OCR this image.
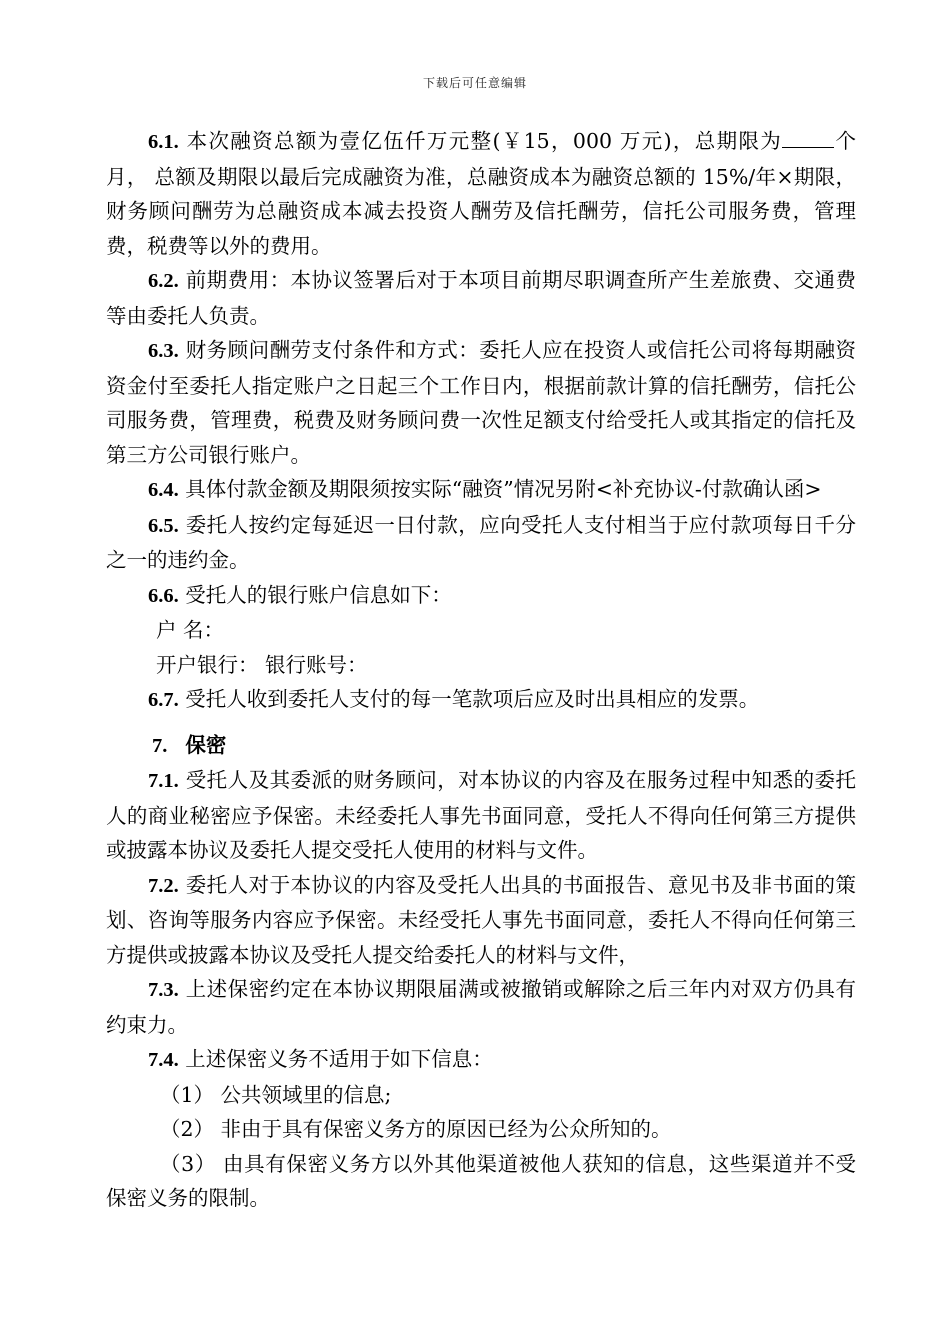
下载后可任意编辑

6.1. 本次融资总额为壹亿伍仟万元整(￥15，000 万元)，总期限为	个月， 总额及期限以最后完成融资为准，总融资成本为融资总额的 15%/年×期限，财务顾问酬劳为总融资成本减去投资人酬劳及信托酬劳，信托公司服务费，管理费，税费等以外的费用。

6.2. 前期费用：本协议签署后对于本项目前期尽职调查所产生差旅费、交通费等由委托人负责。

6.3. 财务顾问酬劳支付条件和方式：委托人应在投资人或信托公司将每期融资资金付至委托人指定账户之日起三个工作日内，根据前款计算的信托酬劳，信托公司服务费，管理费，税费及财务顾问费一次性足额支付给受托人或其指定的信托及第三方公司银行账户。

6.4. 具体付款金额及期限须按实际“融资”情况另附<补充协议-付款确认函>

6.5. 委托人按约定每延迟一日付款，应向受托人支付相当于应付款项每日千分之一的违约金。

6.6. 受托人的银行账户信息如下：

户 名：

开户银行： 银行账号：

6.7. 受托人收到委托人支付的每一笔款项后应及时出具相应的发票。

7. 保密

7.1. 受托人及其委派的财务顾问，对本协议的内容及在服务过程中知悉的委托人的商业秘密应予保密。未经委托人事先书面同意，受托人不得向任何第三方提供或披露本协议及委托人提交受托人使用的材料与文件。

7.2. 委托人对于本协议的内容及受托人出具的书面报告、意见书及非书面的策划、咨询等服务内容应予保密。未经受托人事先书面同意，委托人不得向任何第三方提供或披露本协议及受托人提交给委托人的材料与文件，

7.3. 上述保密约定在本协议期限届满或被撤销或解除之后三年内对双方仍具有约束力。

7.4. 上述保密义务不适用于如下信息：

（1） 公共领域里的信息;

（2） 非由于具有保密义务方的原因已经为公众所知的。

（3） 由具有保密义务方以外其他渠道被他人获知的信息，这些渠道并不受保密义务的限制。
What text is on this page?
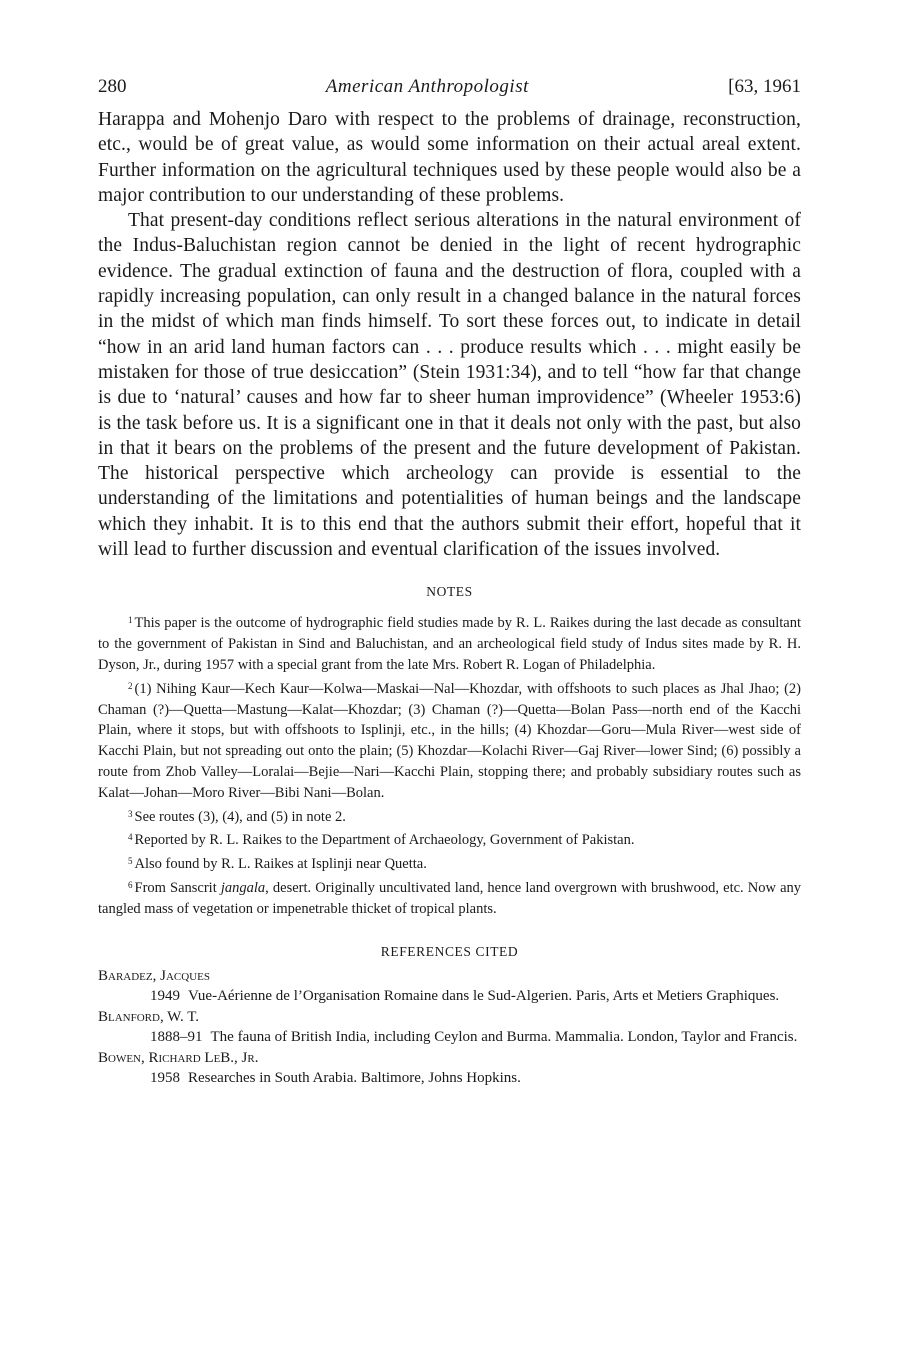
280	American Anthropologist	[63, 1961

Harappa and Mohenjo Daro with respect to the problems of drainage, reconstruction, etc., would be of great value, as would some information on their actual areal extent. Further information on the agricultural techniques used by these people would also be a major contribution to our understanding of these problems.

That present-day conditions reflect serious alterations in the natural environment of the Indus-Baluchistan region cannot be denied in the light of recent hydrographic evidence. The gradual extinction of fauna and the destruction of flora, coupled with a rapidly increasing population, can only result in a changed balance in the natural forces in the midst of which man finds himself. To sort these forces out, to indicate in detail “how in an arid land human factors can . . . produce results which . . . might easily be mistaken for those of true desiccation” (Stein 1931:34), and to tell “how far that change is due to ‘natural’ causes and how far to sheer human improvidence” (Wheeler 1953:6) is the task before us. It is a significant one in that it deals not only with the past, but also in that it bears on the problems of the present and the future development of Pakistan. The historical perspective which archeology can provide is essential to the understanding of the limitations and potentialities of human beings and the landscape which they inhabit. It is to this end that the authors submit their effort, hopeful that it will lead to further discussion and eventual clarification of the issues involved.

NOTES

$^1$ This paper is the outcome of hydrographic field studies made by R. L. Raikes during the last decade as consultant to the government of Pakistan in Sind and Baluchistan, and an archeological field study of Indus sites made by R. H. Dyson, Jr., during 1957 with a special grant from the late Mrs. Robert R. Logan of Philadelphia.

$^2$ (1) Nihing Kaur—Kech Kaur—Kolwa—Maskai—Nal—Khozdar, with offshoots to such places as Jhal Jhao; (2) Chaman (?)—Quetta—Mastung—Kalat—Khozdar; (3) Chaman (?)—Quetta—Bolan Pass—north end of the Kacchi Plain, where it stops, but with offshoots to Isplinji, etc., in the hills; (4) Khozdar—Goru—Mula River—west side of Kacchi Plain, but not spreading out onto the plain; (5) Khozdar—Kolachi River—Gaj River—lower Sind; (6) possibly a route from Zhob Valley—Loralai—Bejie—Nari—Kacchi Plain, stopping there; and probably subsidiary routes such as Kalat—Johan—Moro River—Bibi Nani—Bolan.

$^3$ See routes (3), (4), and (5) in note 2.

$^4$ Reported by R. L. Raikes to the Department of Archaeology, Government of Pakistan.

$^5$ Also found by R. L. Raikes at Isplinji near Quetta.

$^6$ From Sanscrit jangala, desert. Originally uncultivated land, hence land overgrown with brushwood, etc. Now any tangled mass of vegetation or impenetrable thicket of tropical plants.

REFERENCES CITED
Baradez, Jacques
1949 Vue-Aérienne de l’Organisation Romaine dans le Sud-Algerien. Paris, Arts et Metiers Graphiques.
Blanford, W. T.
1888–91 The fauna of British India, including Ceylon and Burma. Mammalia. London, Taylor and Francis.
Bowen, Richard LeB., Jr.
1958 Researches in South Arabia. Baltimore, Johns Hopkins.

**WORK TO BE COMPLETED**
Reproduce all the entries that precede this task, word for word, minus any pictures.

**ANSWER FOR THIS EXERCISE**
OCR this image.
下载后可任意编辑

6.1. 本次融资总额为壹亿伍仟万元整(￥15，000 万元)，总期限为	个月， 总额及期限以最后完成融资为准，总融资成本为融资总额的 15%/年×期限，财务顾问酬劳为总融资成本减去投资人酬劳及信托酬劳，信托公司服务费，管理费，税费等以外的费用。

6.2. 前期费用：本协议签署后对于本项目前期尽职调查所产生差旅费、交通费等由委托人负责。

6.3. 财务顾问酬劳支付条件和方式：委托人应在投资人或信托公司将每期融资资金付至委托人指定账户之日起三个工作日内，根据前款计算的信托酬劳，信托公司服务费，管理费，税费及财务顾问费一次性足额支付给受托人或其指定的信托及第三方公司银行账户。

6.4. 具体付款金额及期限须按实际“融资”情况另附<补充协议-付款确认函>

6.5. 委托人按约定每延迟一日付款，应向受托人支付相当于应付款项每日千分之一的违约金。

6.6. 受托人的银行账户信息如下：

户 名：

开户银行： 银行账号：

6.7. 受托人收到委托人支付的每一笔款项后应及时出具相应的发票。

7. 保密

7.1. 受托人及其委派的财务顾问，对本协议的内容及在服务过程中知悉的委托人的商业秘密应予保密。未经委托人事先书面同意，受托人不得向任何第三方提供或披露本协议及委托人提交受托人使用的材料与文件。

7.2. 委托人对于本协议的内容及受托人出具的书面报告、意见书及非书面的策划、咨询等服务内容应予保密。未经受托人事先书面同意，委托人不得向任何第三方提供或披露本协议及受托人提交给委托人的材料与文件，

7.3. 上述保密约定在本协议期限届满或被撤销或解除之后三年内对双方仍具有约束力。

7.4. 上述保密义务不适用于如下信息：

（1） 公共领域里的信息;

（2） 非由于具有保密义务方的原因已经为公众所知的。

（3） 由具有保密义务方以外其他渠道被他人获知的信息，这些渠道并不受保密义务的限制。
What text is on this page?
280	American Anthropologist	[63, 1961

Harappa and Mohenjo Daro with respect to the problems of drainage, reconstruction, etc., would be of great value, as would some information on their actual areal extent. Further information on the agricultural techniques used by these people would also be a major contribution to our understanding of these problems.

That present-day conditions reflect serious alterations in the natural environment of the Indus-Baluchistan region cannot be denied in the light of recent hydrographic evidence. The gradual extinction of fauna and the destruction of flora, coupled with a rapidly increasing population, can only result in a changed balance in the natural forces in the midst of which man finds himself. To sort these forces out, to indicate in detail “how in an arid land human factors can . . . produce results which . . . might easily be mistaken for those of true desiccation” (Stein 1931:34), and to tell “how far that change is due to ‘natural’ causes and how far to sheer human improvidence” (Wheeler 1953:6) is the task before us. It is a significant one in that it deals not only with the past, but also in that it bears on the problems of the present and the future development of Pakistan. The historical perspective which archeology can provide is essential to the understanding of the limitations and potentialities of human beings and the landscape which they inhabit. It is to this end that the authors submit their effort, hopeful that it will lead to further discussion and eventual clarification of the issues involved.

NOTES

$^1$ This paper is the outcome of hydrographic field studies made by R. L. Raikes during the last decade as consultant to the government of Pakistan in Sind and Baluchistan, and an archeological field study of Indus sites made by R. H. Dyson, Jr., during 1957 with a special grant from the late Mrs. Robert R. Logan of Philadelphia.

$^2$ (1) Nihing Kaur—Kech Kaur—Kolwa—Maskai—Nal—Khozdar, with offshoots to such places as Jhal Jhao; (2) Chaman (?)—Quetta—Mastung—Kalat—Khozdar; (3) Chaman (?)—Quetta—Bolan Pass—north end of the Kacchi Plain, where it stops, but with offshoots to Isplinji, etc., in the hills; (4) Khozdar—Goru—Mula River—west side of Kacchi Plain, but not spreading out onto the plain; (5) Khozdar—Kolachi River—Gaj River—lower Sind; (6) possibly a route from Zhob Valley—Loralai—Bejie—Nari—Kacchi Plain, stopping there; and probably subsidiary routes such as Kalat—Johan—Moro River—Bibi Nani—Bolan.

$^3$ See routes (3), (4), and (5) in note 2.

$^4$ Reported by R. L. Raikes to the Department of Archaeology, Government of Pakistan.

$^5$ Also found by R. L. Raikes at Isplinji near Quetta.

$^6$ From Sanscrit jangala, desert. Originally uncultivated land, hence land overgrown with brushwood, etc. Now any tangled mass of vegetation or impenetrable thicket of tropical plants.

REFERENCES CITED
Baradez, Jacques
1949 Vue-Aérienne de l’Organisation Romaine dans le Sud-Algerien. Paris, Arts et Metiers Graphiques.
Blanford, W. T.
1888–91 The fauna of British India, including Ceylon and Burma. Mammalia. London, Taylor and Francis.
Bowen, Richard LeB., Jr.
1958 Researches in South Arabia. Baltimore, Johns Hopkins.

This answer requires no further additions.